- [WRITTEN TASK]
Go through the listing below and list every line with "Indicator".
========================
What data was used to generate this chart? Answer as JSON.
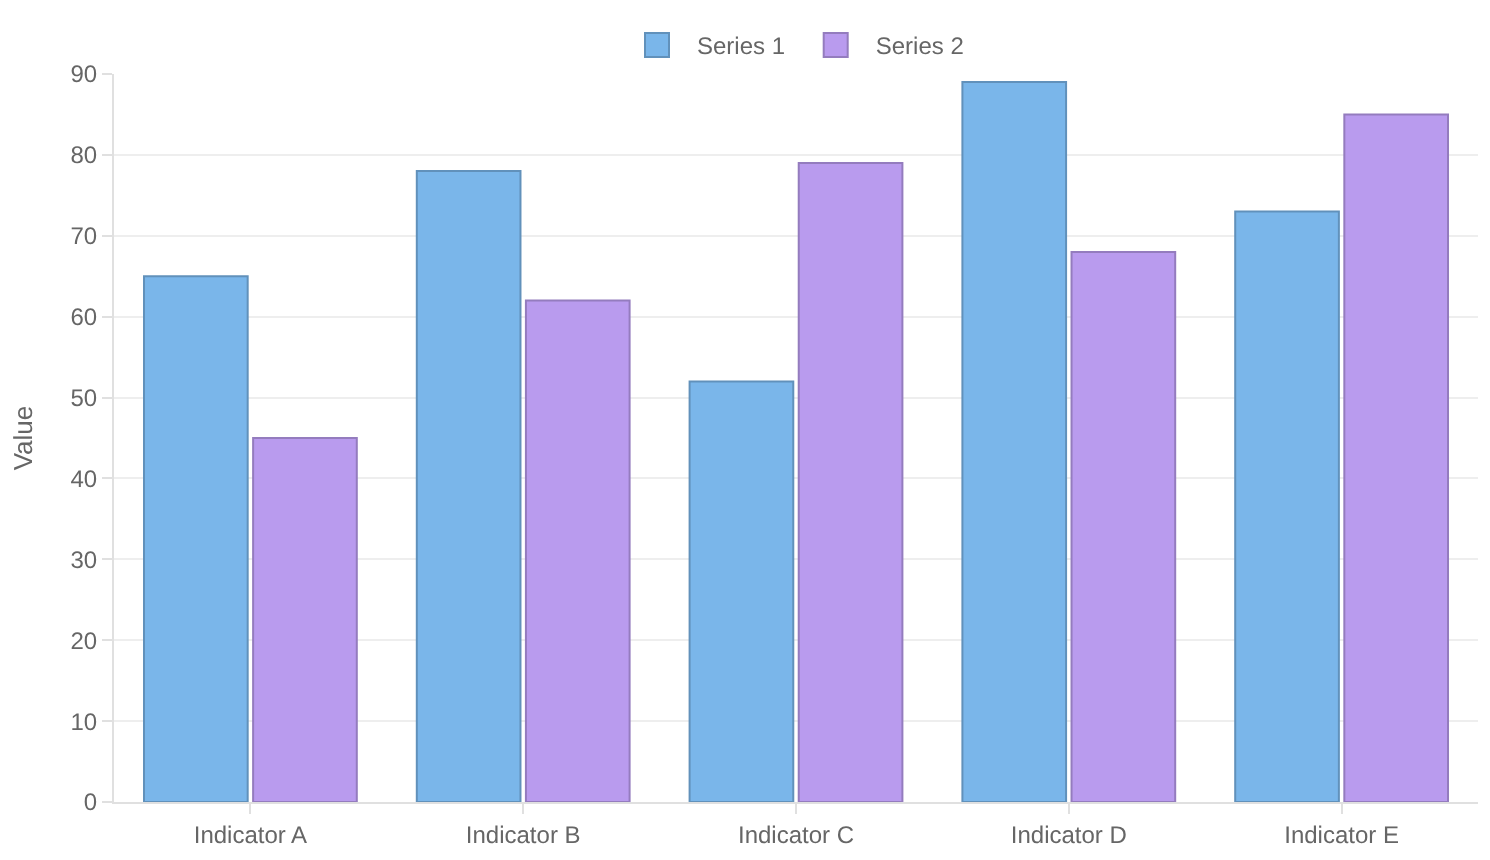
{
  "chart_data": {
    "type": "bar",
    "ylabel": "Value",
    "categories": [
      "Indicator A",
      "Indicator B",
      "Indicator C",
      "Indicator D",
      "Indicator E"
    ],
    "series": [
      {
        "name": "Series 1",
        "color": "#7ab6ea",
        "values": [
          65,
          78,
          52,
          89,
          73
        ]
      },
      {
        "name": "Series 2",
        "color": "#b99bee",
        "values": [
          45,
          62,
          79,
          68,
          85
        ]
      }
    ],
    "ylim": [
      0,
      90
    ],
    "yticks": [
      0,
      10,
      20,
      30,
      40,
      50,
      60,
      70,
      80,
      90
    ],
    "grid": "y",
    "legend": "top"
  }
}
========================
- [RESPONSE BELOW]
      "Indicator A",
      "Indicator B",
      "Indicator C",
      "Indicator D",
      "Indicator E"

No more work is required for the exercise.